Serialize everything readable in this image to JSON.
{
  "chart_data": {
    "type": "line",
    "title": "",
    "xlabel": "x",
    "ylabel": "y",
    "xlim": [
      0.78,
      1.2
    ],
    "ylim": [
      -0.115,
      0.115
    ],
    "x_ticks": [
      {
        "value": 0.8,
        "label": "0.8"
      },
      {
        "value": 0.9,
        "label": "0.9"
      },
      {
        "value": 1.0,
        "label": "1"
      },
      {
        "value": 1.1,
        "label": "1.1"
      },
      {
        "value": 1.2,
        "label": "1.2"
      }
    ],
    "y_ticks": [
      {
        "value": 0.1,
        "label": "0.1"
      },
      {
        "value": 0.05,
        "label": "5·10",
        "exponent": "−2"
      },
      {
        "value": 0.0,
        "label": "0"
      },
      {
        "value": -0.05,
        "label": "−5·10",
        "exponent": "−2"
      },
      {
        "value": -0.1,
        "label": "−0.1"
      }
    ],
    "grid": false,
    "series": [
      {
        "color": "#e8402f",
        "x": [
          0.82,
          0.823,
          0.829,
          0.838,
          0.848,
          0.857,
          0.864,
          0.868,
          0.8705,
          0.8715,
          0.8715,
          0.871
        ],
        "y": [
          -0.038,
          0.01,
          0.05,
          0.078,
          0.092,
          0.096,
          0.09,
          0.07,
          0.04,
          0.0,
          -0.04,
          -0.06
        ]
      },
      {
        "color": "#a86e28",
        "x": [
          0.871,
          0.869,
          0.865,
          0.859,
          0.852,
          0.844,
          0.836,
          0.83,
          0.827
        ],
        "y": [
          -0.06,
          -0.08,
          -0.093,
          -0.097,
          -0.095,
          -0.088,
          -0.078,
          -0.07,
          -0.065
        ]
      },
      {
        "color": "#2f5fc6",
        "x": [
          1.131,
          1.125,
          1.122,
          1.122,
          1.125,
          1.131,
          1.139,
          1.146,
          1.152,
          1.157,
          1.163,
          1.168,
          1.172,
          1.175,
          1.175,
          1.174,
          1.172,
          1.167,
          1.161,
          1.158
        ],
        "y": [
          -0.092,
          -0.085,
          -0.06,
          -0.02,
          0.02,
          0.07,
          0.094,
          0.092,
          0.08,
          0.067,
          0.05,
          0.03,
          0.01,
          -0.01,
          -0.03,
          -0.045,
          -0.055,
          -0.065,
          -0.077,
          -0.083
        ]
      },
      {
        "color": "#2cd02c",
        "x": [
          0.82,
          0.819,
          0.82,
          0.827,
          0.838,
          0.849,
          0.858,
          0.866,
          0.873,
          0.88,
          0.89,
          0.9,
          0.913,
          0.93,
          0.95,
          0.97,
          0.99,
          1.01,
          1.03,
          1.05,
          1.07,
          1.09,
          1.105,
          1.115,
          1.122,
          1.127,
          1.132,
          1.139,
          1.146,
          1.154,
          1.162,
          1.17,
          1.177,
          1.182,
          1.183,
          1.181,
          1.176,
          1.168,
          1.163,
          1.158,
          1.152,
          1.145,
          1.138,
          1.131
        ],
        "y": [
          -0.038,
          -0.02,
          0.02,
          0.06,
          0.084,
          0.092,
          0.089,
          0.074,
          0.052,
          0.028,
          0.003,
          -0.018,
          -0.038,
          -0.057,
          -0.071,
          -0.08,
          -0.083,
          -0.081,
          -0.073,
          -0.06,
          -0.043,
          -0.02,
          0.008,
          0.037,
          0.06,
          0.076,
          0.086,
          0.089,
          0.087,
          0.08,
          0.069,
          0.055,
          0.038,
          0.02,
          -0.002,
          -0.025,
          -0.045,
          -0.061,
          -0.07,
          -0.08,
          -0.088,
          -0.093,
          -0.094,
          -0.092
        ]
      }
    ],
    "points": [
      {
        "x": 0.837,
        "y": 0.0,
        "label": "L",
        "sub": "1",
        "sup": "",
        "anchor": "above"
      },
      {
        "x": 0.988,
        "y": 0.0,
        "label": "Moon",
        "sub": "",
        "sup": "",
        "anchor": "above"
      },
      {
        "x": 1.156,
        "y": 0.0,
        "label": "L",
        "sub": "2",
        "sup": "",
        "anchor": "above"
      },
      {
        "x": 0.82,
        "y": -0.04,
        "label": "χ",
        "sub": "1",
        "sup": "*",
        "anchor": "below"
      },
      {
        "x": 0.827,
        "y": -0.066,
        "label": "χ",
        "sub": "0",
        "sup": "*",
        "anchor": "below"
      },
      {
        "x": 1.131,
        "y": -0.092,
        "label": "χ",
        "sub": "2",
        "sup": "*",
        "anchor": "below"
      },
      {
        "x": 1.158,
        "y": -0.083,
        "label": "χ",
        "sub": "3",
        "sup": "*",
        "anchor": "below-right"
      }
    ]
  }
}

════════════════════

STATED EXERCISE: Please reproduce each line exactly as written.

RESULT BELOW:
Serialize everything readable in this image to JSON.
{
  "chart_data": {
    "type": "line",
    "title": "",
    "xlabel": "x",
    "ylabel": "y",
    "xlim": [
      0.78,
      1.2
    ],
    "ylim": [
      -0.115,
      0.115
    ],
    "x_ticks": [
      {
        "value": 0.8,
        "label": "0.8"
      },
      {
        "value": 0.9,
        "label": "0.9"
      },
      {
        "value": 1.0,
        "label": "1"
      },
      {
        "value": 1.1,
        "label": "1.1"
      },
      {
        "value": 1.2,
        "label": "1.2"
      }
    ],
    "y_ticks": [
      {
        "value": 0.1,
        "label": "0.1"
      },
      {
        "value": 0.05,
        "label": "5·10",
        "exponent": "−2"
      },
      {
        "value": 0.0,
        "label": "0"
      },
      {
        "value": -0.05,
        "label": "−5·10",
        "exponent": "−2"
      },
      {
        "value": -0.1,
        "label": "−0.1"
      }
    ],
    "grid": false,
    "series": [
      {
        "color": "#e8402f",
        "x": [
          0.82,
          0.823,
          0.829,
          0.838,
          0.848,
          0.857,
          0.864,
          0.868,
          0.8705,
          0.8715,
          0.8715,
          0.871
        ],
        "y": [
          -0.038,
          0.01,
          0.05,
          0.078,
          0.092,
          0.096,
          0.09,
          0.07,
          0.04,
          0.0,
          -0.04,
          -0.06
        ]
      },
      {
        "color": "#a86e28",
        "x": [
          0.871,
          0.869,
          0.865,
          0.859,
          0.852,
          0.844,
          0.836,
          0.83,
          0.827
        ],
        "y": [
          -0.06,
          -0.08,
          -0.093,
          -0.097,
          -0.095,
          -0.088,
          -0.078,
          -0.07,
          -0.065
        ]
      },
      {
        "color": "#2f5fc6",
        "x": [
          1.131,
          1.125,
          1.122,
          1.122,
          1.125,
          1.131,
          1.139,
          1.146,
          1.152,
          1.157,
          1.163,
          1.168,
          1.172,
          1.175,
          1.175,
          1.174,
          1.172,
          1.167,
          1.161,
          1.158
        ],
        "y": [
          -0.092,
          -0.085,
          -0.06,
          -0.02,
          0.02,
          0.07,
          0.094,
          0.092,
          0.08,
          0.067,
          0.05,
          0.03,
          0.01,
          -0.01,
          -0.03,
          -0.045,
          -0.055,
          -0.065,
          -0.077,
          -0.083
        ]
      },
      {
        "color": "#2cd02c",
        "x": [
          0.82,
          0.819,
          0.82,
          0.827,
          0.838,
          0.849,
          0.858,
          0.866,
          0.873,
          0.88,
          0.89,
          0.9,
          0.913,
          0.93,
          0.95,
          0.97,
          0.99,
          1.01,
          1.03,
          1.05,
          1.07,
          1.09,
          1.105,
          1.115,
          1.122,
          1.127,
          1.132,
          1.139,
          1.146,
          1.154,
          1.162,
          1.17,
          1.177,
          1.182,
          1.183,
          1.181,
          1.176,
          1.168,
          1.163,
          1.158,
          1.152,
          1.145,
          1.138,
          1.131
        ],
        "y": [
          -0.038,
          -0.02,
          0.02,
          0.06,
          0.084,
          0.092,
          0.089,
          0.074,
          0.052,
          0.028,
          0.003,
          -0.018,
          -0.038,
          -0.057,
          -0.071,
          -0.08,
          -0.083,
          -0.081,
          -0.073,
          -0.06,
          -0.043,
          -0.02,
          0.008,
          0.037,
          0.06,
          0.076,
          0.086,
          0.089,
          0.087,
          0.08,
          0.069,
          0.055,
          0.038,
          0.02,
          -0.002,
          -0.025,
          -0.045,
          -0.061,
          -0.07,
          -0.08,
          -0.088,
          -0.093,
          -0.094,
          -0.092
        ]
      }
    ],
    "points": [
      {
        "x": 0.837,
        "y": 0.0,
        "label": "L",
        "sub": "1",
        "sup": "",
        "anchor": "above"
      },
      {
        "x": 0.988,
        "y": 0.0,
        "label": "Moon",
        "sub": "",
        "sup": "",
        "anchor": "above"
      },
      {
        "x": 1.156,
        "y": 0.0,
        "label": "L",
        "sub": "2",
        "sup": "",
        "anchor": "above"
      },
      {
        "x": 0.82,
        "y": -0.04,
        "label": "χ",
        "sub": "1",
        "sup": "*",
        "anchor": "below"
      },
      {
        "x": 0.827,
        "y": -0.066,
        "label": "χ",
        "sub": "0",
        "sup": "*",
        "anchor": "below"
      },
      {
        "x": 1.131,
        "y": -0.092,
        "label": "χ",
        "sub": "2",
        "sup": "*",
        "anchor": "below"
      },
      {
        "x": 1.158,
        "y": -0.083,
        "label": "χ",
        "sub": "3",
        "sup": "*",
        "anchor": "below-right"
      }
    ]
  }
}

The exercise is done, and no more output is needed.